▸ Stated problem
Return all the data, word for word.

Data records
|---|

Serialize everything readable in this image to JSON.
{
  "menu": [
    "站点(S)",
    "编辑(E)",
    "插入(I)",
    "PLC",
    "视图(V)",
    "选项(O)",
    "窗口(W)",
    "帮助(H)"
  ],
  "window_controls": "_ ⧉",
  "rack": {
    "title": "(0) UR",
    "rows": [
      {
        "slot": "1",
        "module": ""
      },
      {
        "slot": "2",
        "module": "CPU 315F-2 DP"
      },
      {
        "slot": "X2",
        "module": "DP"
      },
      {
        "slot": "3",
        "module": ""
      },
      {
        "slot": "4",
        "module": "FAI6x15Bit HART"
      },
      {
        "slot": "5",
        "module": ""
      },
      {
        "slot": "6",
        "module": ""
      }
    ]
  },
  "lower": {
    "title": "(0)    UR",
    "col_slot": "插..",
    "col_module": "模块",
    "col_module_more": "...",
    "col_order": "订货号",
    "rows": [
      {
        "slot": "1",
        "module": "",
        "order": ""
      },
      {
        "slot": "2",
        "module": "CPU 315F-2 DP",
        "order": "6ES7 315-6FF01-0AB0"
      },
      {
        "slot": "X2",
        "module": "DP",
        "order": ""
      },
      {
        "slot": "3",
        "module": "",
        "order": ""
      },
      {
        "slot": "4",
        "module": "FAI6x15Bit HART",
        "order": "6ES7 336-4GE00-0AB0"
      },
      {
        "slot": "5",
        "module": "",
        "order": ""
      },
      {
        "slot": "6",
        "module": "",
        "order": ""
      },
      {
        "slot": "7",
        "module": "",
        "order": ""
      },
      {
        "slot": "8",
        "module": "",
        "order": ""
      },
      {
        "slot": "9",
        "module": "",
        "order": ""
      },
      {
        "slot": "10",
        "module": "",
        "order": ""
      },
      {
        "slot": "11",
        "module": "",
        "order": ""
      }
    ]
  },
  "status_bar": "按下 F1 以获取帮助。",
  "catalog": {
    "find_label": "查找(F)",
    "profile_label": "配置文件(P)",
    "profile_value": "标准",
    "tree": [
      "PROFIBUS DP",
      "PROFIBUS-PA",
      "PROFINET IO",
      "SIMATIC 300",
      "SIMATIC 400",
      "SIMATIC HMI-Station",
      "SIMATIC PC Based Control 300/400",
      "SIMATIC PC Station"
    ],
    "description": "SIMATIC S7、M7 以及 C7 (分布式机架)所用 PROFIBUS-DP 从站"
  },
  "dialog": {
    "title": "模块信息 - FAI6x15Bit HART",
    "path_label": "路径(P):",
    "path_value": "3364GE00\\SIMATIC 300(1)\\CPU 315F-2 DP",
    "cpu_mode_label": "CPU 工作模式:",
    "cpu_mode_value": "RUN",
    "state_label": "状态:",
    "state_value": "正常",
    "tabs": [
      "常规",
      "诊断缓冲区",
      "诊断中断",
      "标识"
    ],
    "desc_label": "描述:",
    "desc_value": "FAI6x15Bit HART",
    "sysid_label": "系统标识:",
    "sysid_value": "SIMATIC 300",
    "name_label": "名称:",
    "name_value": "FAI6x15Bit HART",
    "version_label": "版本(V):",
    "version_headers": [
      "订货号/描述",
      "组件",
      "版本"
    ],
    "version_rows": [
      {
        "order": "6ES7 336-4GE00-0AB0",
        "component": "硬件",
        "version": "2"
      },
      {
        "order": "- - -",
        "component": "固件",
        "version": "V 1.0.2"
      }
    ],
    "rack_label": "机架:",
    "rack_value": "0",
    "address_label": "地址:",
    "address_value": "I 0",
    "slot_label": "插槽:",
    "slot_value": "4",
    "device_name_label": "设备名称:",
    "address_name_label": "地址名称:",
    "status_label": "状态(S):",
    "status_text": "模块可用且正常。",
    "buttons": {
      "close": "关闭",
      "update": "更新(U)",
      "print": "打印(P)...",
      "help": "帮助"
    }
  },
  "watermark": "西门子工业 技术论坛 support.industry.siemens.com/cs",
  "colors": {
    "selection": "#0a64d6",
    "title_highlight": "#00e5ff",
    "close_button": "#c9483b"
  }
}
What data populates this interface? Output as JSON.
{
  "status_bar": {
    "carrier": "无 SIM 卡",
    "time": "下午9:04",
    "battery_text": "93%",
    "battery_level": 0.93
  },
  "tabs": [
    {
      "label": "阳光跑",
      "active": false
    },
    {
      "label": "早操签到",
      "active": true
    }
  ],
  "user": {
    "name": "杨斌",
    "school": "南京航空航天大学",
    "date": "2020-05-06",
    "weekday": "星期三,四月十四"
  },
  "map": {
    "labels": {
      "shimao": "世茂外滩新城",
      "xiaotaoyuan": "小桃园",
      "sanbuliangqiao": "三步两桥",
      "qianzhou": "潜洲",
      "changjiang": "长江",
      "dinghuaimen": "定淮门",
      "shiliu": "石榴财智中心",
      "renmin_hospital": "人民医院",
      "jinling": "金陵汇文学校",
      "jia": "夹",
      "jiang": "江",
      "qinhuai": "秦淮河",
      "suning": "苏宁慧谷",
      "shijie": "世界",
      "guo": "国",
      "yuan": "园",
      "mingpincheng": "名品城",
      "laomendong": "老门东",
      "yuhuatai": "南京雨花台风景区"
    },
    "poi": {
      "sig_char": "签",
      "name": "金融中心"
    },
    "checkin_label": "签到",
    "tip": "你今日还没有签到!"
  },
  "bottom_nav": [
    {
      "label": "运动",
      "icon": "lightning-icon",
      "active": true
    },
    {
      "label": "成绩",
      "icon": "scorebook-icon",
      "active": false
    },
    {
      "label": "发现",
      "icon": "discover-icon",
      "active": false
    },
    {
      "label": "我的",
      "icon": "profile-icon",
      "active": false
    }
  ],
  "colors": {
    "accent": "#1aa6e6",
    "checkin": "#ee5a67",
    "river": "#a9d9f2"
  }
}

|---|

▸ Exercise output
Serialize everything readable in this image to JSON.
{
  "menu": [
    "站点(S)",
    "编辑(E)",
    "插入(I)",
    "PLC",
    "视图(V)",
    "选项(O)",
    "窗口(W)",
    "帮助(H)"
  ],
  "window_controls": "_ ⧉",
  "rack": {
    "title": "(0) UR",
    "rows": [
      {
        "slot": "1",
        "module": ""
      },
      {
        "slot": "2",
        "module": "CPU 315F-2 DP"
      },
      {
        "slot": "X2",
        "module": "DP"
      },
      {
        "slot": "3",
        "module": ""
      },
      {
        "slot": "4",
        "module": "FAI6x15Bit HART"
      },
      {
        "slot": "5",
        "module": ""
      },
      {
        "slot": "6",
        "module": ""
      }
    ]
  },
  "lower": {
    "title": "(0)    UR",
    "col_slot": "插..",
    "col_module": "模块",
    "col_module_more": "...",
    "col_order": "订货号",
    "rows": [
      {
        "slot": "1",
        "module": "",
        "order": ""
      },
      {
        "slot": "2",
        "module": "CPU 315F-2 DP",
        "order": "6ES7 315-6FF01-0AB0"
      },
      {
        "slot": "X2",
        "module": "DP",
        "order": ""
      },
      {
        "slot": "3",
        "module": "",
        "order": ""
      },
      {
        "slot": "4",
        "module": "FAI6x15Bit HART",
        "order": "6ES7 336-4GE00-0AB0"
      },
      {
        "slot": "5",
        "module": "",
        "order": ""
      },
      {
        "slot": "6",
        "module": "",
        "order": ""
      },
      {
        "slot": "7",
        "module": "",
        "order": ""
      },
      {
        "slot": "8",
        "module": "",
        "order": ""
      },
      {
        "slot": "9",
        "module": "",
        "order": ""
      },
      {
        "slot": "10",
        "module": "",
        "order": ""
      },
      {
        "slot": "11",
        "module": "",
        "order": ""
      }
    ]
  },
  "status_bar": "按下 F1 以获取帮助。",
  "catalog": {
    "find_label": "查找(F)",
    "profile_label": "配置文件(P)",
    "profile_value": "标准",
    "tree": [
      "PROFIBUS DP",
      "PROFIBUS-PA",
      "PROFINET IO",
      "SIMATIC 300",
      "SIMATIC 400",
      "SIMATIC HMI-Station",
      "SIMATIC PC Based Control 300/400",
      "SIMATIC PC Station"
    ],
    "description": "SIMATIC S7、M7 以及 C7 (分布式机架)所用 PROFIBUS-DP 从站"
  },
  "dialog": {
    "title": "模块信息 - FAI6x15Bit HART",
    "path_label": "路径(P):",
    "path_value": "3364GE00\\SIMATIC 300(1)\\CPU 315F-2 DP",
    "cpu_mode_label": "CPU 工作模式:",
    "cpu_mode_value": "RUN",
    "state_label": "状态:",
    "state_value": "正常",
    "tabs": [
      "常规",
      "诊断缓冲区",
      "诊断中断",
      "标识"
    ],
    "desc_label": "描述:",
    "desc_value": "FAI6x15Bit HART",
    "sysid_label": "系统标识:",
    "sysid_value": "SIMATIC 300",
    "name_label": "名称:",
    "name_value": "FAI6x15Bit HART",
    "version_label": "版本(V):",
    "version_headers": [
      "订货号/描述",
      "组件",
      "版本"
    ],
    "version_rows": [
      {
        "order": "6ES7 336-4GE00-0AB0",
        "component": "硬件",
        "version": "2"
      },
      {
        "order": "- - -",
        "component": "固件",
        "version": "V 1.0.2"
      }
    ],
    "rack_label": "机架:",
    "rack_value": "0",
    "address_label": "地址:",
    "address_value": "I 0",
    "slot_label": "插槽:",
    "slot_value": "4",
    "device_name_label": "设备名称:",
    "address_name_label": "地址名称:",
    "status_label": "状态(S):",
    "status_text": "模块可用且正常。",
    "buttons": {
      "close": "关闭",
      "update": "更新(U)",
      "print": "打印(P)...",
      "help": "帮助"
    }
  },
  "watermark": "西门子工业 技术论坛 support.industry.siemens.com/cs",
  "colors": {
    "selection": "#0a64d6",
    "title_highlight": "#00e5ff",
    "close_button": "#c9483b"
  }
}
What data populates this interface? Output as JSON.
{
  "status_bar": {
    "carrier": "无 SIM 卡",
    "time": "下午9:04",
    "battery_text": "93%",
    "battery_level": 0.93
  },
  "tabs": [
    {
      "label": "阳光跑",
      "active": false
    },
    {
      "label": "早操签到",
      "active": true
    }
  ],
  "user": {
    "name": "杨斌",
    "school": "南京航空航天大学",
    "date": "2020-05-06",
    "weekday": "星期三,四月十四"
  },
  "map": {
    "labels": {
      "shimao": "世茂外滩新城",
      "xiaotaoyuan": "小桃园",
      "sanbuliangqiao": "三步两桥",
      "qianzhou": "潜洲",
      "changjiang": "长江",
      "dinghuaimen": "定淮门",
      "shiliu": "石榴财智中心",
      "renmin_hospital": "人民医院",
      "jinling": "金陵汇文学校",
      "jia": "夹",
      "jiang": "江",
      "qinhuai": "秦淮河",
      "suning": "苏宁慧谷",
      "shijie": "世界",
      "guo": "国",
      "yuan": "园",
      "mingpincheng": "名品城",
      "laomendong": "老门东",
      "yuhuatai": "南京雨花台风景区"
    },
    "poi": {
      "sig_char": "签",
      "name": "金融中心"
    },
    "checkin_label": "签到",
    "tip": "你今日还没有签到!"
  },
  "bottom_nav": [
    {
      "label": "运动",
      "icon": "lightning-icon",
      "active": true
    },
    {
      "label": "成绩",
      "icon": "scorebook-icon",
      "active": false
    },
    {
      "label": "发现",
      "icon": "discover-icon",
      "active": false
    },
    {
      "label": "我的",
      "icon": "profile-icon",
      "active": false
    }
  ],
  "colors": {
    "accent": "#1aa6e6",
    "checkin": "#ee5a67",
    "river": "#a9d9f2"
  }
}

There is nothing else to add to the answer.